● **EXERCISE DETAILS**:
Set down every entry once more, character for character.

(AVAILABLE DATA begins)

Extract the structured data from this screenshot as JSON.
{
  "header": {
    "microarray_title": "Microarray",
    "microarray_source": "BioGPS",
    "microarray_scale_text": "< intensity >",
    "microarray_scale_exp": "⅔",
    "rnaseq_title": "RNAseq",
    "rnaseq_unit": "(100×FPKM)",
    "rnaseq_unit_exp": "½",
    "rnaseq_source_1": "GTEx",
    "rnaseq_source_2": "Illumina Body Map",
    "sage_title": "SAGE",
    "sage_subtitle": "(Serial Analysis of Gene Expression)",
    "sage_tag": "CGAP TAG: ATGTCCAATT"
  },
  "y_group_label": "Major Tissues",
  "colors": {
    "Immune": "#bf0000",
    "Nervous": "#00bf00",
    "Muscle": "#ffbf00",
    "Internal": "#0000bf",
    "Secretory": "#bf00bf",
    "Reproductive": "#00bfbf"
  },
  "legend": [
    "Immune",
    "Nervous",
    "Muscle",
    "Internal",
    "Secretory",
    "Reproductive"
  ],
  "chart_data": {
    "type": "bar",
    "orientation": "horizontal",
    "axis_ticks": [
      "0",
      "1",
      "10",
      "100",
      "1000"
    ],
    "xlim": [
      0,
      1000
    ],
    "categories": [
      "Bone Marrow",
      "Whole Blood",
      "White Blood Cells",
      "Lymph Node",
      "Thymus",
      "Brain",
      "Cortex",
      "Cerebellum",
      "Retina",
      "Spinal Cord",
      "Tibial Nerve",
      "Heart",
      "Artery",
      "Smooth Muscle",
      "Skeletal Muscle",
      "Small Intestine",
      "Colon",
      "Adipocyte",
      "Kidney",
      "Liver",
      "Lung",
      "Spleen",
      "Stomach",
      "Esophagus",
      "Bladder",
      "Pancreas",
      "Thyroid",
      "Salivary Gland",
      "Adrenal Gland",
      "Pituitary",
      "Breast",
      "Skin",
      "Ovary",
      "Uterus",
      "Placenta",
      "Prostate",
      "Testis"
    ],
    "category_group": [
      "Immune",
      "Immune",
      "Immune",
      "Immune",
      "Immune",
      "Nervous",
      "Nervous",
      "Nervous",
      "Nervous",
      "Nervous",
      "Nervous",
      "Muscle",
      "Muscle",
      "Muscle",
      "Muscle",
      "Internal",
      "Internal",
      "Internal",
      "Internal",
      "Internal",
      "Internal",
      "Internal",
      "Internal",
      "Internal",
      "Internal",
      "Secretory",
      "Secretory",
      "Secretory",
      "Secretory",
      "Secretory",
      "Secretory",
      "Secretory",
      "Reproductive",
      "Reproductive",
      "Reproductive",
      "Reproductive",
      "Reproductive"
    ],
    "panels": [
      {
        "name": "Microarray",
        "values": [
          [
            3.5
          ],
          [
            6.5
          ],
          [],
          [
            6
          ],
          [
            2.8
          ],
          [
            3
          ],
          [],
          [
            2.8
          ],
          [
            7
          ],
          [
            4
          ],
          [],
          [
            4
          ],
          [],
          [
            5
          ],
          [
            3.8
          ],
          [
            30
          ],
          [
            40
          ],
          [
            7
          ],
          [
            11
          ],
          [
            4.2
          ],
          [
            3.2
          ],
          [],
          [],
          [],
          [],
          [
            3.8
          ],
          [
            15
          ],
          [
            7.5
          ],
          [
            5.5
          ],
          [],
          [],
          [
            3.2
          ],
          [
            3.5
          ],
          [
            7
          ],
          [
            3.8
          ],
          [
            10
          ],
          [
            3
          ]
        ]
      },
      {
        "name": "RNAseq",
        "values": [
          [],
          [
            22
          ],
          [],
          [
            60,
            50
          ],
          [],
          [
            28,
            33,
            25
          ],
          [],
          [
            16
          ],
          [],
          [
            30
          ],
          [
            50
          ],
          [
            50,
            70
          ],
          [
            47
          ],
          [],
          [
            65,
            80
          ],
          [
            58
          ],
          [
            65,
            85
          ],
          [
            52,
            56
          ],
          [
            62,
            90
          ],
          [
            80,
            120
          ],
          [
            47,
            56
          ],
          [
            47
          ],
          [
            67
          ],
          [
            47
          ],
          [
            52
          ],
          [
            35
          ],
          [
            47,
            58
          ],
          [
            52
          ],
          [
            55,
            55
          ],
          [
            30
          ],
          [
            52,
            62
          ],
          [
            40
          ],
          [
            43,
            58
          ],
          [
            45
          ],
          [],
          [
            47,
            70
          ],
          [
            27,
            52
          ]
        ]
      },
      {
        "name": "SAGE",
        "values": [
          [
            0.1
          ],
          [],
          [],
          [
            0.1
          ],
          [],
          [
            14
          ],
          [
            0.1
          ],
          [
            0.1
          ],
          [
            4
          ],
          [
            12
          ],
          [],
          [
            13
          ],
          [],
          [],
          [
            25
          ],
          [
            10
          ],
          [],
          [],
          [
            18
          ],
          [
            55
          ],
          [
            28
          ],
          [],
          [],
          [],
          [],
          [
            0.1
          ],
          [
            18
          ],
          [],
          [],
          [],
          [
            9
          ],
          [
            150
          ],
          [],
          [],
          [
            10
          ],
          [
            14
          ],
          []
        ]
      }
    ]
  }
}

(AVAILABLE DATA ends)

● **COMPLETED EXERCISE**:
Extract the structured data from this screenshot as JSON.
{
  "header": {
    "microarray_title": "Microarray",
    "microarray_source": "BioGPS",
    "microarray_scale_text": "< intensity >",
    "microarray_scale_exp": "⅔",
    "rnaseq_title": "RNAseq",
    "rnaseq_unit": "(100×FPKM)",
    "rnaseq_unit_exp": "½",
    "rnaseq_source_1": "GTEx",
    "rnaseq_source_2": "Illumina Body Map",
    "sage_title": "SAGE",
    "sage_subtitle": "(Serial Analysis of Gene Expression)",
    "sage_tag": "CGAP TAG: ATGTCCAATT"
  },
  "y_group_label": "Major Tissues",
  "colors": {
    "Immune": "#bf0000",
    "Nervous": "#00bf00",
    "Muscle": "#ffbf00",
    "Internal": "#0000bf",
    "Secretory": "#bf00bf",
    "Reproductive": "#00bfbf"
  },
  "legend": [
    "Immune",
    "Nervous",
    "Muscle",
    "Internal",
    "Secretory",
    "Reproductive"
  ],
  "chart_data": {
    "type": "bar",
    "orientation": "horizontal",
    "axis_ticks": [
      "0",
      "1",
      "10",
      "100",
      "1000"
    ],
    "xlim": [
      0,
      1000
    ],
    "categories": [
      "Bone Marrow",
      "Whole Blood",
      "White Blood Cells",
      "Lymph Node",
      "Thymus",
      "Brain",
      "Cortex",
      "Cerebellum",
      "Retina",
      "Spinal Cord",
      "Tibial Nerve",
      "Heart",
      "Artery",
      "Smooth Muscle",
      "Skeletal Muscle",
      "Small Intestine",
      "Colon",
      "Adipocyte",
      "Kidney",
      "Liver",
      "Lung",
      "Spleen",
      "Stomach",
      "Esophagus",
      "Bladder",
      "Pancreas",
      "Thyroid",
      "Salivary Gland",
      "Adrenal Gland",
      "Pituitary",
      "Breast",
      "Skin",
      "Ovary",
      "Uterus",
      "Placenta",
      "Prostate",
      "Testis"
    ],
    "category_group": [
      "Immune",
      "Immune",
      "Immune",
      "Immune",
      "Immune",
      "Nervous",
      "Nervous",
      "Nervous",
      "Nervous",
      "Nervous",
      "Nervous",
      "Muscle",
      "Muscle",
      "Muscle",
      "Muscle",
      "Internal",
      "Internal",
      "Internal",
      "Internal",
      "Internal",
      "Internal",
      "Internal",
      "Internal",
      "Internal",
      "Internal",
      "Secretory",
      "Secretory",
      "Secretory",
      "Secretory",
      "Secretory",
      "Secretory",
      "Secretory",
      "Reproductive",
      "Reproductive",
      "Reproductive",
      "Reproductive",
      "Reproductive"
    ],
    "panels": [
      {
        "name": "Microarray",
        "values": [
          [
            3.5
          ],
          [
            6.5
          ],
          [],
          [
            6
          ],
          [
            2.8
          ],
          [
            3
          ],
          [],
          [
            2.8
          ],
          [
            7
          ],
          [
            4
          ],
          [],
          [
            4
          ],
          [],
          [
            5
          ],
          [
            3.8
          ],
          [
            30
          ],
          [
            40
          ],
          [
            7
          ],
          [
            11
          ],
          [
            4.2
          ],
          [
            3.2
          ],
          [],
          [],
          [],
          [],
          [
            3.8
          ],
          [
            15
          ],
          [
            7.5
          ],
          [
            5.5
          ],
          [],
          [],
          [
            3.2
          ],
          [
            3.5
          ],
          [
            7
          ],
          [
            3.8
          ],
          [
            10
          ],
          [
            3
          ]
        ]
      },
      {
        "name": "RNAseq",
        "values": [
          [],
          [
            22
          ],
          [],
          [
            60,
            50
          ],
          [],
          [
            28,
            33,
            25
          ],
          [],
          [
            16
          ],
          [],
          [
            30
          ],
          [
            50
          ],
          [
            50,
            70
          ],
          [
            47
          ],
          [],
          [
            65,
            80
          ],
          [
            58
          ],
          [
            65,
            85
          ],
          [
            52,
            56
          ],
          [
            62,
            90
          ],
          [
            80,
            120
          ],
          [
            47,
            56
          ],
          [
            47
          ],
          [
            67
          ],
          [
            47
          ],
          [
            52
          ],
          [
            35
          ],
          [
            47,
            58
          ],
          [
            52
          ],
          [
            55,
            55
          ],
          [
            30
          ],
          [
            52,
            62
          ],
          [
            40
          ],
          [
            43,
            58
          ],
          [
            45
          ],
          [],
          [
            47,
            70
          ],
          [
            27,
            52
          ]
        ]
      },
      {
        "name": "SAGE",
        "values": [
          [
            0.1
          ],
          [],
          [],
          [
            0.1
          ],
          [],
          [
            14
          ],
          [
            0.1
          ],
          [
            0.1
          ],
          [
            4
          ],
          [
            12
          ],
          [],
          [
            13
          ],
          [],
          [],
          [
            25
          ],
          [
            10
          ],
          [],
          [],
          [
            18
          ],
          [
            55
          ],
          [
            28
          ],
          [],
          [],
          [],
          [],
          [
            0.1
          ],
          [
            18
          ],
          [],
          [],
          [],
          [
            9
          ],
          [
            150
          ],
          [],
          [],
          [
            10
          ],
          [
            14
          ],
          []
        ]
      }
    ]
  }
}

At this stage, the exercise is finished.